STATED GOAL =>
Reproduce all of the data that follows, character for character.

[START PROVIDED ENTRIES]

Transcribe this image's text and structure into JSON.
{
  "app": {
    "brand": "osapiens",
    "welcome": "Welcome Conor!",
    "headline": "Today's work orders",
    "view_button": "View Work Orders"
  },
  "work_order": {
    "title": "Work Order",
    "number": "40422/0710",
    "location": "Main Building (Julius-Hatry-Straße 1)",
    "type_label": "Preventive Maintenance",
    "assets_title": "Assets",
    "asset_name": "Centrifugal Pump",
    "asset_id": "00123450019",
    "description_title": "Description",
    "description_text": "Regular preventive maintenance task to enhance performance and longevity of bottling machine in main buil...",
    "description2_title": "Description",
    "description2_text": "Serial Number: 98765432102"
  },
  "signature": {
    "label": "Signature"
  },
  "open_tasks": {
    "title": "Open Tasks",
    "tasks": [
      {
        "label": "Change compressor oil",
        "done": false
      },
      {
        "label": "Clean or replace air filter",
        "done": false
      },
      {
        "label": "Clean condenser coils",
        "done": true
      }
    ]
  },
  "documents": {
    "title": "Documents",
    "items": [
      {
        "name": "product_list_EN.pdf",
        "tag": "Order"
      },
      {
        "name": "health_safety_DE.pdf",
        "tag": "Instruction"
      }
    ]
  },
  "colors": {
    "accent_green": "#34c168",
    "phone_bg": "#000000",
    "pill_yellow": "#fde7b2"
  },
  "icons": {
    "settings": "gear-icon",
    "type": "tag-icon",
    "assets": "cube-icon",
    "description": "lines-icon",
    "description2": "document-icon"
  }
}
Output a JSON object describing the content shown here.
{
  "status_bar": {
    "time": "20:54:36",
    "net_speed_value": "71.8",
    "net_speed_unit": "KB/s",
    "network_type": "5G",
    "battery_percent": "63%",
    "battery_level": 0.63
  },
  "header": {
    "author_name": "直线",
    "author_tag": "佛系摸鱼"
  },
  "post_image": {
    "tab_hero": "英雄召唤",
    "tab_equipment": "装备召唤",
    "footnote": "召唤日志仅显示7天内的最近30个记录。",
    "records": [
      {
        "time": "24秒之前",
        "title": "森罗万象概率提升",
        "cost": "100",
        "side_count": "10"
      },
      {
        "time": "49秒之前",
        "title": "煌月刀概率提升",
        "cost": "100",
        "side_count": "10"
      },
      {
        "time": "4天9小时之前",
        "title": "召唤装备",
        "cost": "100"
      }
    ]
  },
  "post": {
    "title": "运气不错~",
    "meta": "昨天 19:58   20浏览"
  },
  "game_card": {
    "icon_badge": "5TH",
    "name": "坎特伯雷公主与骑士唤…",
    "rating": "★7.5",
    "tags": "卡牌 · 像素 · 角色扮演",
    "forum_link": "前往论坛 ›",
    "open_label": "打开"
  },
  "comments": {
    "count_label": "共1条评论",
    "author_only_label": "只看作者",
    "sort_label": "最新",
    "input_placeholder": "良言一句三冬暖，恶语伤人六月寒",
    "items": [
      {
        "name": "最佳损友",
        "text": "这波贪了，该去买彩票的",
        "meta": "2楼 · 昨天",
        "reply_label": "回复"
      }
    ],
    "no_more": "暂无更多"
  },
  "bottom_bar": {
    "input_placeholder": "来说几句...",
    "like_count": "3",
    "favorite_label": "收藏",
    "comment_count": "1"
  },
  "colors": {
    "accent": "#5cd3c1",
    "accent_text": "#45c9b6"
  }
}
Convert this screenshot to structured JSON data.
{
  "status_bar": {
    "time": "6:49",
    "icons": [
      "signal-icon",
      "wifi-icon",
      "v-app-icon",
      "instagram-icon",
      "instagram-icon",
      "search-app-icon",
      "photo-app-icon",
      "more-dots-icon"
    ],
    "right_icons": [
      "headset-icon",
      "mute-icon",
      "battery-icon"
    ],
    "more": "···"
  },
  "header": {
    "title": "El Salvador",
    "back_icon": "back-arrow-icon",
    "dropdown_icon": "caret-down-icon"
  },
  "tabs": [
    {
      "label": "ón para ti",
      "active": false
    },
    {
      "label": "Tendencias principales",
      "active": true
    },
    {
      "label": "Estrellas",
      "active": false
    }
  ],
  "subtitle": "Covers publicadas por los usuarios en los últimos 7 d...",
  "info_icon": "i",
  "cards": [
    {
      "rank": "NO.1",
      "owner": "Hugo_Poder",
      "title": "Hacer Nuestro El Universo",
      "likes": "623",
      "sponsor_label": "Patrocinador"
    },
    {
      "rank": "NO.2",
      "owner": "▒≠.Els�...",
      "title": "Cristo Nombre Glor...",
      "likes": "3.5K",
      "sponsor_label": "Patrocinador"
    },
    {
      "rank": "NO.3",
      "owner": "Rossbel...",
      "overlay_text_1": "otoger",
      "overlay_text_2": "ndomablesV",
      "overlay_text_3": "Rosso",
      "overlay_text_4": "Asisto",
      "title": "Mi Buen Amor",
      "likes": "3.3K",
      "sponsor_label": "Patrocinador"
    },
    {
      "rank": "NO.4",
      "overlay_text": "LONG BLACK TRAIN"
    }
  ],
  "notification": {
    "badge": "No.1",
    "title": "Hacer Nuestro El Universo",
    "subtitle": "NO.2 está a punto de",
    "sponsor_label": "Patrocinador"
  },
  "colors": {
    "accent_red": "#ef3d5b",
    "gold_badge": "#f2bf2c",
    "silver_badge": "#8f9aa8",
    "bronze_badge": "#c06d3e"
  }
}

[END PROVIDED ENTRIES]

SOLUTION =>
Transcribe this image's text and structure into JSON.
{
  "app": {
    "brand": "osapiens",
    "welcome": "Welcome Conor!",
    "headline": "Today's work orders",
    "view_button": "View Work Orders"
  },
  "work_order": {
    "title": "Work Order",
    "number": "40422/0710",
    "location": "Main Building (Julius-Hatry-Straße 1)",
    "type_label": "Preventive Maintenance",
    "assets_title": "Assets",
    "asset_name": "Centrifugal Pump",
    "asset_id": "00123450019",
    "description_title": "Description",
    "description_text": "Regular preventive maintenance task to enhance performance and longevity of bottling machine in main buil...",
    "description2_title": "Description",
    "description2_text": "Serial Number: 98765432102"
  },
  "signature": {
    "label": "Signature"
  },
  "open_tasks": {
    "title": "Open Tasks",
    "tasks": [
      {
        "label": "Change compressor oil",
        "done": false
      },
      {
        "label": "Clean or replace air filter",
        "done": false
      },
      {
        "label": "Clean condenser coils",
        "done": true
      }
    ]
  },
  "documents": {
    "title": "Documents",
    "items": [
      {
        "name": "product_list_EN.pdf",
        "tag": "Order"
      },
      {
        "name": "health_safety_DE.pdf",
        "tag": "Instruction"
      }
    ]
  },
  "colors": {
    "accent_green": "#34c168",
    "phone_bg": "#000000",
    "pill_yellow": "#fde7b2"
  },
  "icons": {
    "settings": "gear-icon",
    "type": "tag-icon",
    "assets": "cube-icon",
    "description": "lines-icon",
    "description2": "document-icon"
  }
}
Output a JSON object describing the content shown here.
{
  "status_bar": {
    "time": "20:54:36",
    "net_speed_value": "71.8",
    "net_speed_unit": "KB/s",
    "network_type": "5G",
    "battery_percent": "63%",
    "battery_level": 0.63
  },
  "header": {
    "author_name": "直线",
    "author_tag": "佛系摸鱼"
  },
  "post_image": {
    "tab_hero": "英雄召唤",
    "tab_equipment": "装备召唤",
    "footnote": "召唤日志仅显示7天内的最近30个记录。",
    "records": [
      {
        "time": "24秒之前",
        "title": "森罗万象概率提升",
        "cost": "100",
        "side_count": "10"
      },
      {
        "time": "49秒之前",
        "title": "煌月刀概率提升",
        "cost": "100",
        "side_count": "10"
      },
      {
        "time": "4天9小时之前",
        "title": "召唤装备",
        "cost": "100"
      }
    ]
  },
  "post": {
    "title": "运气不错~",
    "meta": "昨天 19:58   20浏览"
  },
  "game_card": {
    "icon_badge": "5TH",
    "name": "坎特伯雷公主与骑士唤…",
    "rating": "★7.5",
    "tags": "卡牌 · 像素 · 角色扮演",
    "forum_link": "前往论坛 ›",
    "open_label": "打开"
  },
  "comments": {
    "count_label": "共1条评论",
    "author_only_label": "只看作者",
    "sort_label": "最新",
    "input_placeholder": "良言一句三冬暖，恶语伤人六月寒",
    "items": [
      {
        "name": "最佳损友",
        "text": "这波贪了，该去买彩票的",
        "meta": "2楼 · 昨天",
        "reply_label": "回复"
      }
    ],
    "no_more": "暂无更多"
  },
  "bottom_bar": {
    "input_placeholder": "来说几句...",
    "like_count": "3",
    "favorite_label": "收藏",
    "comment_count": "1"
  },
  "colors": {
    "accent": "#5cd3c1",
    "accent_text": "#45c9b6"
  }
}
Convert this screenshot to structured JSON data.
{
  "status_bar": {
    "time": "6:49",
    "icons": [
      "signal-icon",
      "wifi-icon",
      "v-app-icon",
      "instagram-icon",
      "instagram-icon",
      "search-app-icon",
      "photo-app-icon",
      "more-dots-icon"
    ],
    "right_icons": [
      "headset-icon",
      "mute-icon",
      "battery-icon"
    ],
    "more": "···"
  },
  "header": {
    "title": "El Salvador",
    "back_icon": "back-arrow-icon",
    "dropdown_icon": "caret-down-icon"
  },
  "tabs": [
    {
      "label": "ón para ti",
      "active": false
    },
    {
      "label": "Tendencias principales",
      "active": true
    },
    {
      "label": "Estrellas",
      "active": false
    }
  ],
  "subtitle": "Covers publicadas por los usuarios en los últimos 7 d...",
  "info_icon": "i",
  "cards": [
    {
      "rank": "NO.1",
      "owner": "Hugo_Poder",
      "title": "Hacer Nuestro El Universo",
      "likes": "623",
      "sponsor_label": "Patrocinador"
    },
    {
      "rank": "NO.2",
      "owner": "▒≠.Els�...",
      "title": "Cristo Nombre Glor...",
      "likes": "3.5K",
      "sponsor_label": "Patrocinador"
    },
    {
      "rank": "NO.3",
      "owner": "Rossbel...",
      "overlay_text_1": "otoger",
      "overlay_text_2": "ndomablesV",
      "overlay_text_3": "Rosso",
      "overlay_text_4": "Asisto",
      "title": "Mi Buen Amor",
      "likes": "3.3K",
      "sponsor_label": "Patrocinador"
    },
    {
      "rank": "NO.4",
      "overlay_text": "LONG BLACK TRAIN"
    }
  ],
  "notification": {
    "badge": "No.1",
    "title": "Hacer Nuestro El Universo",
    "subtitle": "NO.2 está a punto de",
    "sponsor_label": "Patrocinador"
  },
  "colors": {
    "accent_red": "#ef3d5b",
    "gold_badge": "#f2bf2c",
    "silver_badge": "#8f9aa8",
    "bronze_badge": "#c06d3e"
  }
}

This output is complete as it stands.